▶ Problem to solve
Only the number is wanted: tally the lines below that contain the word "name".

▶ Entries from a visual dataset
☆ ☆ ☆ ☆ ☆ ☆ ☆

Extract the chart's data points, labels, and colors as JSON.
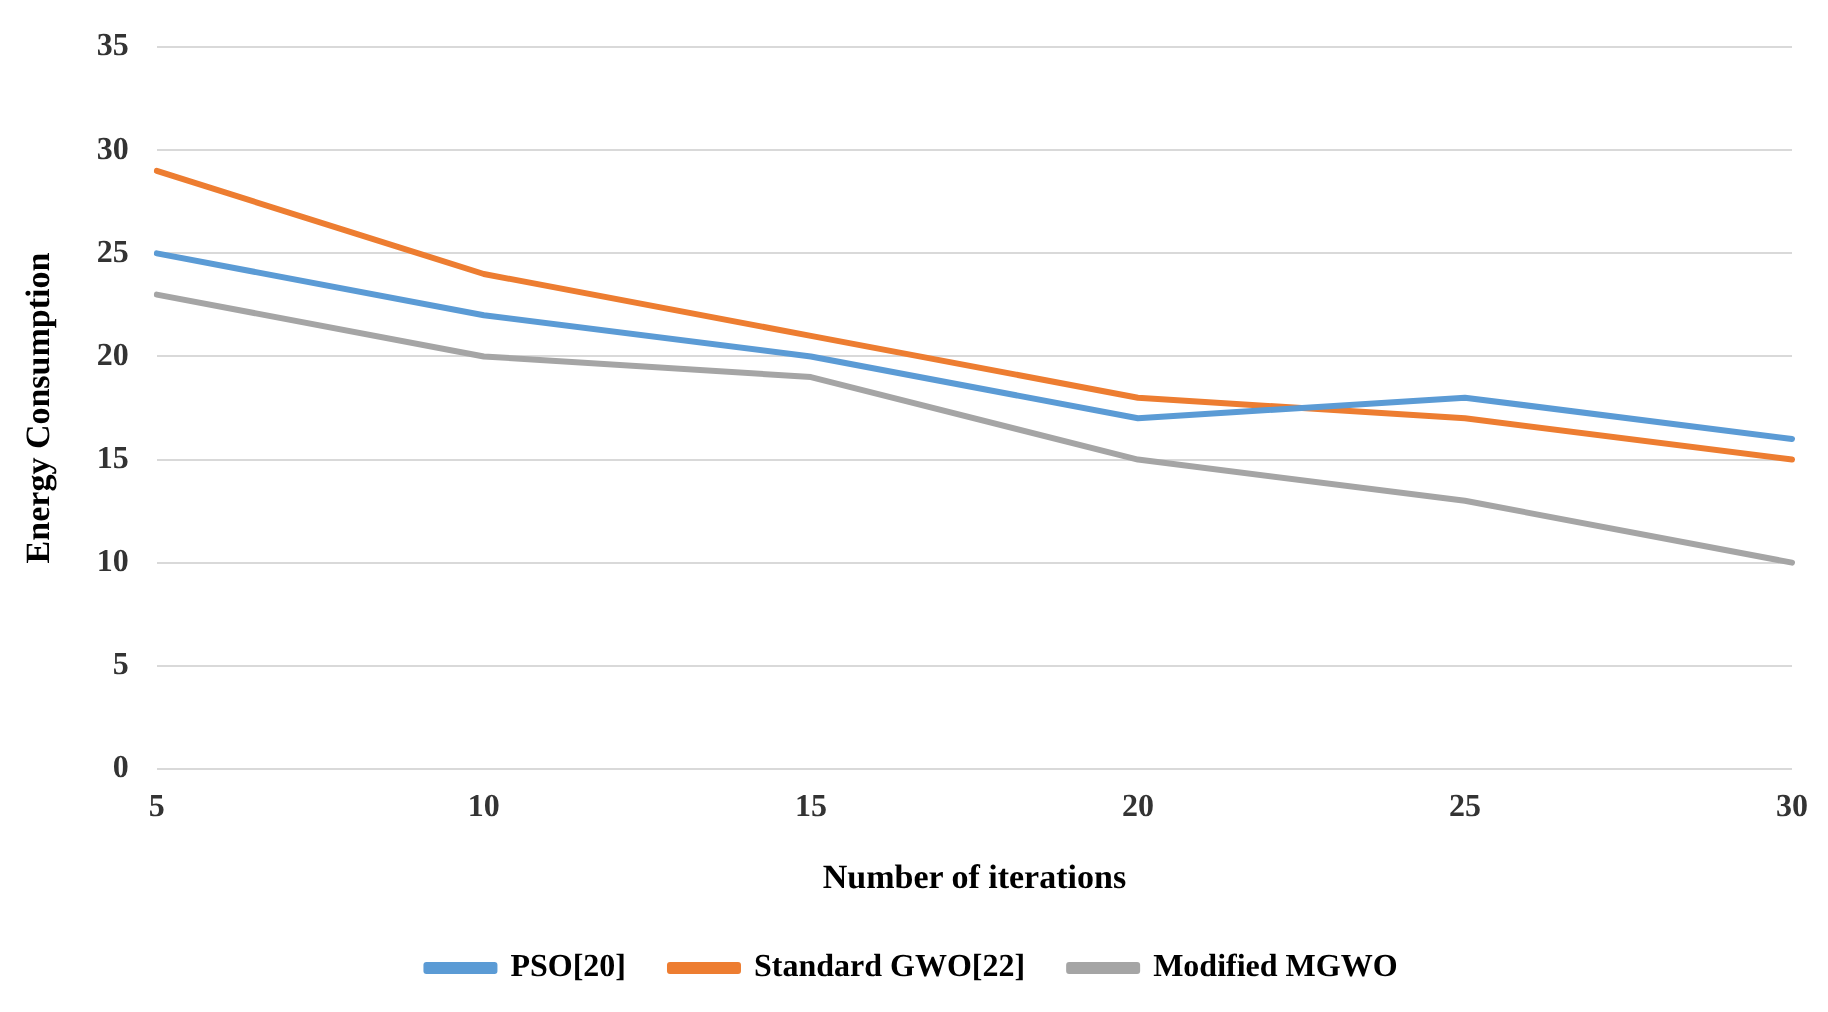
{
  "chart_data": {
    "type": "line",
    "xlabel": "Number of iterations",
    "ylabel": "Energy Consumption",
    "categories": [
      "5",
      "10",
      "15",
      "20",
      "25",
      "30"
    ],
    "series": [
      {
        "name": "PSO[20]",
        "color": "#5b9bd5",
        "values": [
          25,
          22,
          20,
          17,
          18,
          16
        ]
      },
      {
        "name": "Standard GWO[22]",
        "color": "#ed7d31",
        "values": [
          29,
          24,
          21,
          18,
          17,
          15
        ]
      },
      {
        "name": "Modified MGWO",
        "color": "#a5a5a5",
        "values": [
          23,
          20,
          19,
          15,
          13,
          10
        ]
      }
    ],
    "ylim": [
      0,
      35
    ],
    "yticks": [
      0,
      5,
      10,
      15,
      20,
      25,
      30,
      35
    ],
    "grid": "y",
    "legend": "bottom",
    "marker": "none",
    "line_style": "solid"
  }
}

☆ ☆ ☆ ☆ ☆ ☆ ☆

▶ The result
3